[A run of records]

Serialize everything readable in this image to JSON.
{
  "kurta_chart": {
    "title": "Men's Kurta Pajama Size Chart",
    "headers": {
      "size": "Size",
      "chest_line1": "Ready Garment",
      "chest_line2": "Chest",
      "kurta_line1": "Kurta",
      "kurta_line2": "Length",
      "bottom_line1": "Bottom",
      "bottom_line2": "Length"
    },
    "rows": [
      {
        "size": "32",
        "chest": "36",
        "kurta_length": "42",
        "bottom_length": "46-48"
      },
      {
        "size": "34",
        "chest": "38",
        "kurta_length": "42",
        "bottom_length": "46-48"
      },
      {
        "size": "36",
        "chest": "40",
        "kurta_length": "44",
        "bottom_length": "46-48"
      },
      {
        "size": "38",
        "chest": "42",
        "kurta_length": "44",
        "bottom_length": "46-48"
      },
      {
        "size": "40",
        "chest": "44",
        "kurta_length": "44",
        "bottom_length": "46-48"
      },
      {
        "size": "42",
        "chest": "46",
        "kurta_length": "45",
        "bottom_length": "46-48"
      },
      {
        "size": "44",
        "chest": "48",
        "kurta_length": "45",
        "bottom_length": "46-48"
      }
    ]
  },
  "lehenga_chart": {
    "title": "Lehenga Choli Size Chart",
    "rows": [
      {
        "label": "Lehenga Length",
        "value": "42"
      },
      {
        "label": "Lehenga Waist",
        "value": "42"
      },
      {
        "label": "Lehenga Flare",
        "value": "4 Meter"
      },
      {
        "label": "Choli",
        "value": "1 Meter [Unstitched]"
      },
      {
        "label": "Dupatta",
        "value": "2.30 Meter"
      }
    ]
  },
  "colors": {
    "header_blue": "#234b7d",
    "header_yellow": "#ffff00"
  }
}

§ What the task requires
Among the entries above, how many lines include the word "Meter"? Give the number with no comment.

§ Answer
3